_Short task:_ Collect all the lines that mention the word "përqindje".

_Data for this task:_
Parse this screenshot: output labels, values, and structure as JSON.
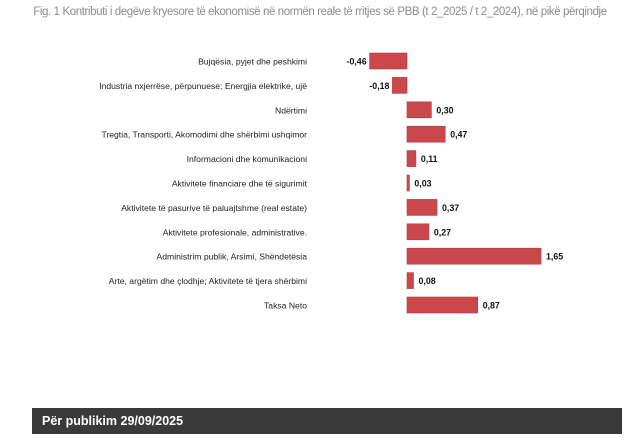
{
  "title": "Fig. 1 Kontributi i degëve kryesore të ekonomisë në normën reale të rritjes së PBB (t 2_2025 / t 2_2024), në pikë përqindje",
  "footer": "Për publikim 29/09/2025",
  "colors": {
    "bar": "#c9484c",
    "bar_stroke": "#b33a3e",
    "label": "#222222",
    "footer_bg": "#3a3a3a"
  },
  "chart_data": {
    "type": "bar",
    "orientation": "horizontal",
    "title": "Fig. 1 Kontributi i degëve kryesore të ekonomisë në normën reale të rritjes së PBB (t 2_2025 / t 2_2024), në pikë përqindje",
    "categories": [
      "Bujqësia, pyjet dhe peshkimi",
      "Industria nxjerrëse, përpunuese; Energjia elektrike, ujë",
      "Ndërtimi",
      "Tregtia, Transporti, Akomodimi dhe shërbimi ushqimor",
      "Informacioni dhe komunikacioni",
      "Aktivitete financiare dhe të sigurimit",
      "Aktivitete të pasurive të paluajtshme (real estate)",
      "Aktivitete profesionale, administrative.",
      "Administrim publik, Arsimi, Shëndetësia",
      "Arte, argëtim dhe çlodhje; Aktivitete të tjera shërbimi",
      "Taksa Neto"
    ],
    "values": [
      -0.46,
      -0.18,
      0.3,
      0.47,
      0.11,
      0.03,
      0.37,
      0.27,
      1.65,
      0.08,
      0.87
    ],
    "data_labels": [
      "-0,46",
      "-0,18",
      "0,30",
      "0,47",
      "0,11",
      "0,03",
      "0,37",
      "0,27",
      "1,65",
      "0,08",
      "0,87"
    ],
    "xlim": [
      -0.46,
      1.65
    ],
    "grid": false,
    "legend": "none"
  }
}
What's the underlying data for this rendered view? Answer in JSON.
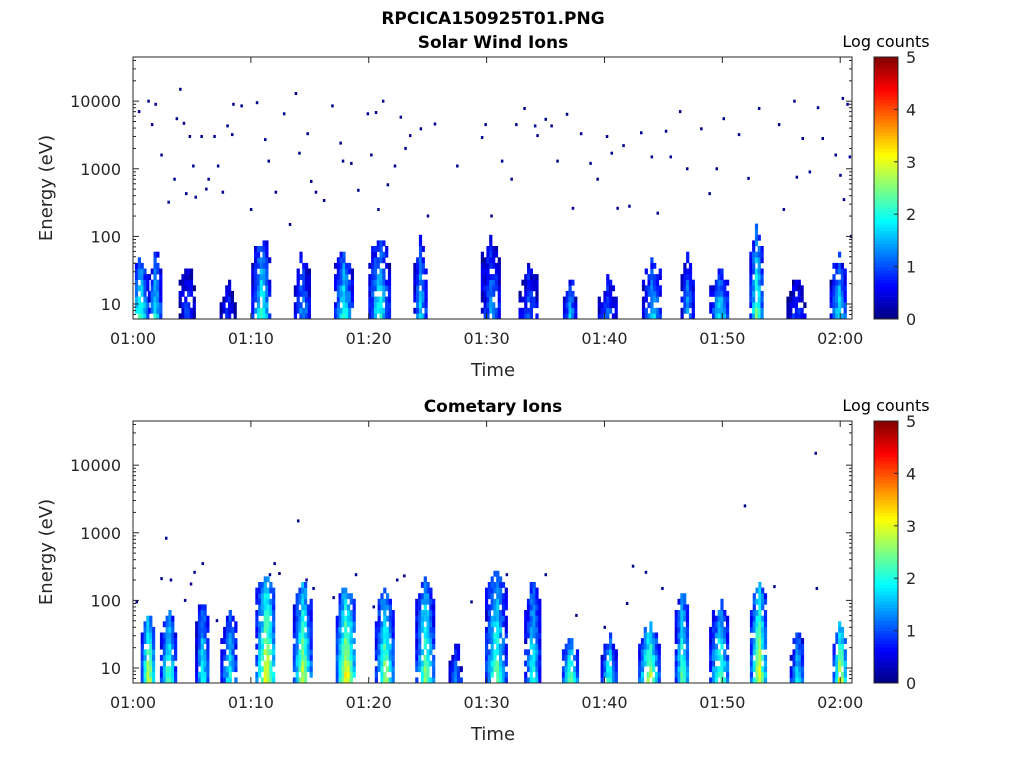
{
  "figure_title": "RPCICA150925T01.PNG",
  "chart_data": [
    {
      "type": "heatmap",
      "title": "Solar Wind Ions",
      "xlabel": "Time",
      "ylabel": "Energy (eV)",
      "x_ticks": [
        "01:00",
        "01:10",
        "01:20",
        "01:30",
        "01:40",
        "01:50",
        "02:00"
      ],
      "x_range_minutes": [
        0,
        61
      ],
      "y_ticks": [
        10,
        100,
        1000,
        10000
      ],
      "y_scale": "log",
      "y_range": [
        6,
        45000
      ],
      "colorbar": {
        "label": "Log counts",
        "ticks": [
          0,
          1,
          2,
          3,
          4,
          5
        ],
        "range": [
          0,
          5
        ],
        "colormap": "jet"
      },
      "bursts": [
        {
          "t": 0.5,
          "emax": 30,
          "peak": 2.3
        },
        {
          "t": 1.8,
          "emax": 40,
          "peak": 2.0
        },
        {
          "t": 4.5,
          "emax": 25,
          "peak": 1.0
        },
        {
          "t": 8.0,
          "emax": 15,
          "peak": 0.9
        },
        {
          "t": 10.8,
          "emax": 60,
          "peak": 2.2
        },
        {
          "t": 14.3,
          "emax": 35,
          "peak": 1.5
        },
        {
          "t": 17.8,
          "emax": 40,
          "peak": 2.2
        },
        {
          "t": 20.8,
          "emax": 60,
          "peak": 2.1
        },
        {
          "t": 24.3,
          "emax": 60,
          "peak": 1.8
        },
        {
          "t": 30.3,
          "emax": 60,
          "peak": 1.4
        },
        {
          "t": 33.5,
          "emax": 25,
          "peak": 1.2
        },
        {
          "t": 37.0,
          "emax": 15,
          "peak": 1.6
        },
        {
          "t": 40.2,
          "emax": 15,
          "peak": 1.2
        },
        {
          "t": 44.0,
          "emax": 30,
          "peak": 1.7
        },
        {
          "t": 47.0,
          "emax": 35,
          "peak": 1.6
        },
        {
          "t": 49.7,
          "emax": 20,
          "peak": 1.9
        },
        {
          "t": 52.8,
          "emax": 80,
          "peak": 2.5
        },
        {
          "t": 56.2,
          "emax": 15,
          "peak": 0.9
        },
        {
          "t": 59.8,
          "emax": 35,
          "peak": 1.9
        }
      ],
      "scatter_points": [
        [
          0.5,
          7000
        ],
        [
          1.3,
          10000
        ],
        [
          1.6,
          4500
        ],
        [
          1.9,
          9000
        ],
        [
          2.4,
          1600
        ],
        [
          3.0,
          320
        ],
        [
          3.5,
          700
        ],
        [
          3.7,
          5500
        ],
        [
          4.0,
          15000
        ],
        [
          4.3,
          4700
        ],
        [
          4.5,
          430
        ],
        [
          4.8,
          3000
        ],
        [
          5.1,
          1100
        ],
        [
          5.3,
          380
        ],
        [
          5.8,
          3000
        ],
        [
          6.2,
          500
        ],
        [
          6.4,
          700
        ],
        [
          6.9,
          3000
        ],
        [
          7.2,
          1100
        ],
        [
          7.6,
          450
        ],
        [
          8.0,
          4300
        ],
        [
          8.4,
          3200
        ],
        [
          8.5,
          9000
        ],
        [
          9.2,
          8500
        ],
        [
          10.0,
          250
        ],
        [
          10.5,
          9500
        ],
        [
          11.2,
          2700
        ],
        [
          11.5,
          1300
        ],
        [
          12.1,
          450
        ],
        [
          12.8,
          6500
        ],
        [
          13.3,
          150
        ],
        [
          13.8,
          13000
        ],
        [
          14.1,
          1700
        ],
        [
          14.8,
          3300
        ],
        [
          15.1,
          650
        ],
        [
          15.5,
          450
        ],
        [
          16.2,
          340
        ],
        [
          16.9,
          8500
        ],
        [
          17.6,
          2400
        ],
        [
          17.8,
          1300
        ],
        [
          18.5,
          1200
        ],
        [
          19.1,
          480
        ],
        [
          19.9,
          6500
        ],
        [
          20.2,
          1600
        ],
        [
          20.6,
          6800
        ],
        [
          20.8,
          250
        ],
        [
          21.2,
          10000
        ],
        [
          21.6,
          580
        ],
        [
          22.2,
          1100
        ],
        [
          22.7,
          5800
        ],
        [
          23.1,
          2000
        ],
        [
          23.5,
          3100
        ],
        [
          24.4,
          3900
        ],
        [
          25.0,
          200
        ],
        [
          25.6,
          4600
        ],
        [
          27.5,
          1100
        ],
        [
          29.6,
          2900
        ],
        [
          29.9,
          4500
        ],
        [
          30.4,
          200
        ],
        [
          31.3,
          1300
        ],
        [
          32.1,
          700
        ],
        [
          32.5,
          4500
        ],
        [
          33.2,
          7800
        ],
        [
          34.1,
          4300
        ],
        [
          34.3,
          3100
        ],
        [
          35.0,
          5400
        ],
        [
          35.5,
          4300
        ],
        [
          36.0,
          1300
        ],
        [
          36.8,
          6400
        ],
        [
          37.3,
          260
        ],
        [
          38.0,
          3300
        ],
        [
          38.8,
          1200
        ],
        [
          39.4,
          700
        ],
        [
          40.2,
          3000
        ],
        [
          40.6,
          1700
        ],
        [
          41.1,
          260
        ],
        [
          41.6,
          2200
        ],
        [
          42.1,
          280
        ],
        [
          43.1,
          3400
        ],
        [
          44.0,
          1500
        ],
        [
          44.5,
          220
        ],
        [
          45.2,
          3600
        ],
        [
          45.6,
          1500
        ],
        [
          46.4,
          7000
        ],
        [
          47.0,
          1000
        ],
        [
          48.2,
          3900
        ],
        [
          48.9,
          430
        ],
        [
          49.5,
          1000
        ],
        [
          50.1,
          5500
        ],
        [
          51.4,
          3200
        ],
        [
          52.2,
          720
        ],
        [
          53.1,
          7800
        ],
        [
          54.8,
          4500
        ],
        [
          55.2,
          250
        ],
        [
          56.1,
          10000
        ],
        [
          56.3,
          750
        ],
        [
          56.8,
          2800
        ],
        [
          57.4,
          900
        ],
        [
          58.1,
          8000
        ],
        [
          58.5,
          2800
        ],
        [
          59.6,
          1600
        ],
        [
          60.0,
          800
        ],
        [
          60.2,
          11000
        ],
        [
          60.3,
          350
        ],
        [
          60.6,
          9000
        ],
        [
          60.8,
          1500
        ],
        [
          60.9,
          100
        ]
      ]
    },
    {
      "type": "heatmap",
      "title": "Cometary Ions",
      "xlabel": "Time",
      "ylabel": "Energy (eV)",
      "x_ticks": [
        "01:00",
        "01:10",
        "01:20",
        "01:30",
        "01:40",
        "01:50",
        "02:00"
      ],
      "x_range_minutes": [
        0,
        61
      ],
      "y_ticks": [
        10,
        100,
        1000,
        10000
      ],
      "y_scale": "log",
      "y_range": [
        6,
        45000
      ],
      "colorbar": {
        "label": "Log counts",
        "ticks": [
          0,
          1,
          2,
          3,
          4,
          5
        ],
        "range": [
          0,
          5
        ],
        "colormap": "jet"
      },
      "bursts": [
        {
          "t": 1.2,
          "emax": 45,
          "peak": 3.2
        },
        {
          "t": 2.9,
          "emax": 50,
          "peak": 2.6
        },
        {
          "t": 5.8,
          "emax": 60,
          "peak": 2.2
        },
        {
          "t": 8.1,
          "emax": 40,
          "peak": 2.0
        },
        {
          "t": 11.2,
          "emax": 150,
          "peak": 3.3
        },
        {
          "t": 14.3,
          "emax": 120,
          "peak": 3.0
        },
        {
          "t": 18.0,
          "emax": 100,
          "peak": 3.4
        },
        {
          "t": 21.3,
          "emax": 90,
          "peak": 2.8
        },
        {
          "t": 24.7,
          "emax": 150,
          "peak": 2.7
        },
        {
          "t": 27.3,
          "emax": 15,
          "peak": 1.4
        },
        {
          "t": 30.7,
          "emax": 200,
          "peak": 2.6
        },
        {
          "t": 33.8,
          "emax": 120,
          "peak": 2.2
        },
        {
          "t": 37.0,
          "emax": 20,
          "peak": 2.8
        },
        {
          "t": 40.3,
          "emax": 20,
          "peak": 2.3
        },
        {
          "t": 43.7,
          "emax": 30,
          "peak": 3.0
        },
        {
          "t": 46.5,
          "emax": 100,
          "peak": 2.6
        },
        {
          "t": 49.7,
          "emax": 60,
          "peak": 2.5
        },
        {
          "t": 53.0,
          "emax": 120,
          "peak": 3.2
        },
        {
          "t": 56.3,
          "emax": 25,
          "peak": 2.1
        },
        {
          "t": 59.9,
          "emax": 35,
          "peak": 3.3
        }
      ],
      "scatter_points": [
        [
          0.3,
          95
        ],
        [
          2.8,
          830
        ],
        [
          2.4,
          210
        ],
        [
          3.2,
          200
        ],
        [
          4.4,
          100
        ],
        [
          5.2,
          260
        ],
        [
          5.9,
          350
        ],
        [
          4.9,
          175
        ],
        [
          7.1,
          50
        ],
        [
          11.6,
          240
        ],
        [
          12.0,
          350
        ],
        [
          12.4,
          250
        ],
        [
          14.0,
          1500
        ],
        [
          14.7,
          200
        ],
        [
          15.3,
          150
        ],
        [
          17.0,
          110
        ],
        [
          18.9,
          240
        ],
        [
          20.4,
          80
        ],
        [
          22.4,
          200
        ],
        [
          23.0,
          230
        ],
        [
          28.7,
          95
        ],
        [
          31.7,
          240
        ],
        [
          35.0,
          240
        ],
        [
          37.6,
          60
        ],
        [
          40.0,
          40
        ],
        [
          41.9,
          90
        ],
        [
          42.4,
          320
        ],
        [
          43.5,
          260
        ],
        [
          44.9,
          150
        ],
        [
          51.9,
          2500
        ],
        [
          54.4,
          160
        ],
        [
          57.9,
          15000
        ],
        [
          58.0,
          150
        ]
      ]
    }
  ]
}
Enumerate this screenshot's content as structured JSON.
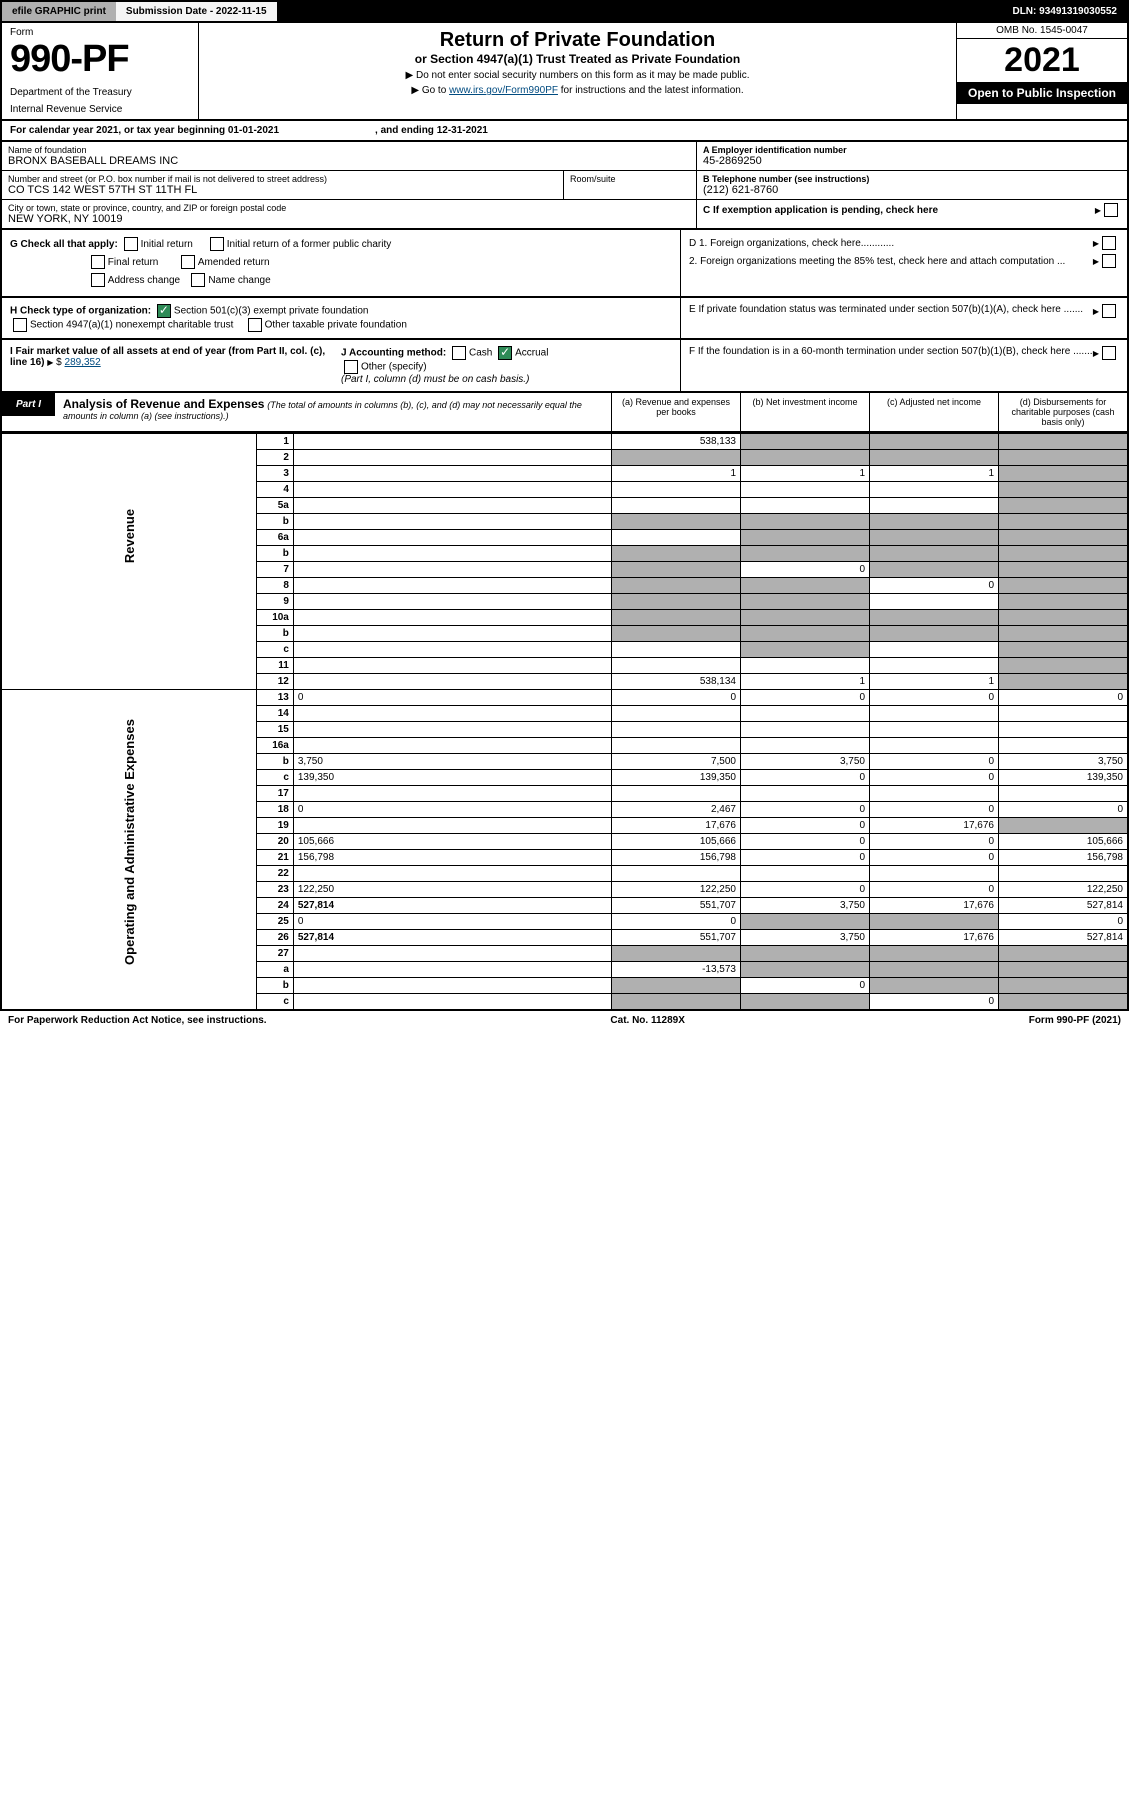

_Solved problem:_
  "title": "Fig. 1 Kontributi i degëve kryesore të ekonomisë në normën reale të rritjes së PBB (t 2_2025 / t 2_2024), në pikë përqindje",
    "title": "Fig. 1 Kontributi i degëve kryesore të ekonomisë në normën reale të rritjes së PBB (t 2_2025 / t 2_2024), në pikë përqindje",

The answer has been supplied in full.